Return every line of the data that contains the string "client".
*** Task material
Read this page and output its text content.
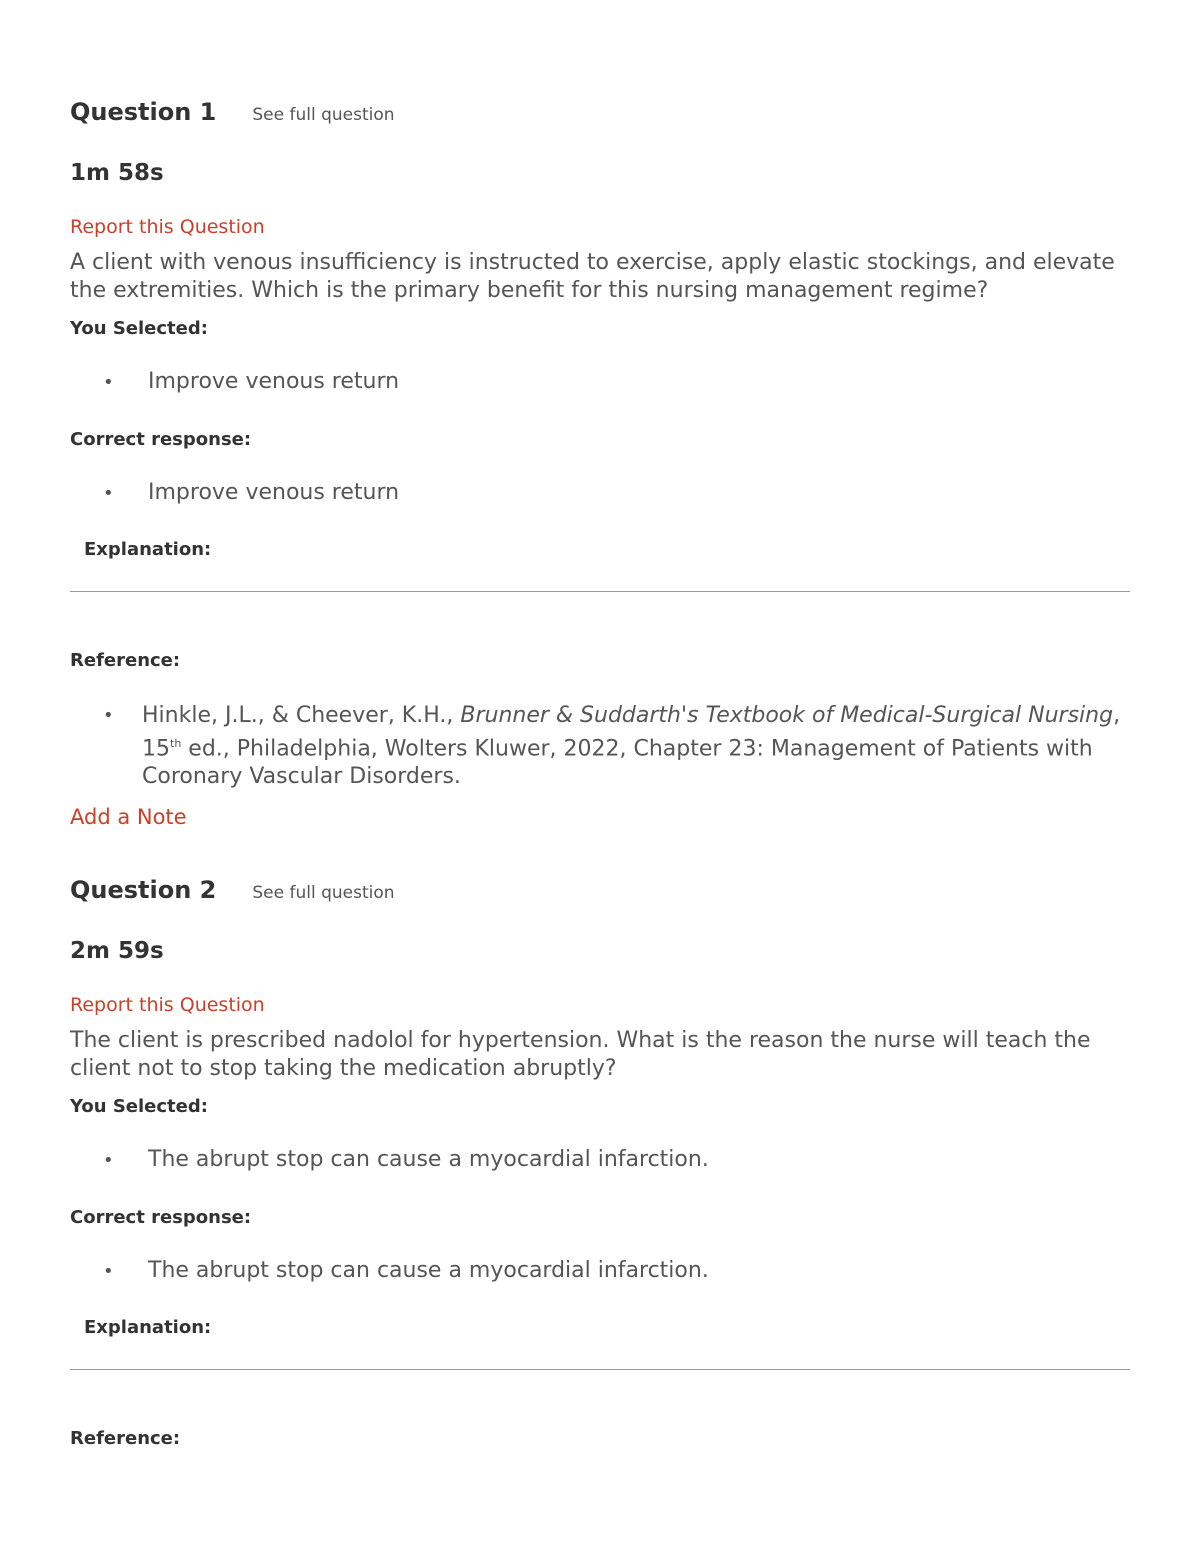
Question 1 See full question
1m 58s
Report this Question
A client with venous insufficiency is instructed to exercise, apply elastic stockings, and elevate the extremities. Which is the primary benefit for this nursing management regime?
You Selected:
•	Improve venous return
Correct response:
•	Improve venous return
Explanation:
Reference:
•	Hinkle, J.L., & Cheever, K.H., Brunner & Suddarth's Textbook of Medical-Surgical Nursing, 15th ed., Philadelphia, Wolters Kluwer, 2022, Chapter 23: Management of Patients with Coronary Vascular Disorders.
Add a Note
Question 2 See full question
2m 59s
Report this Question
The client is prescribed nadolol for hypertension. What is the reason the nurse will teach the client not to stop taking the medication abruptly?
You Selected:
•	The abrupt stop can cause a myocardial infarction.
Correct response:
•	The abrupt stop can cause a myocardial infarction.
Explanation:
Reference:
******
## Exercise output
A client with venous insufficiency is instructed to exercise, apply elastic stockings, and elevate the extremities. Which is the primary benefit for this nursing management regime?
The client is prescribed nadolol for hypertension. What is the reason the nurse will teach the client not to stop taking the medication abruptly?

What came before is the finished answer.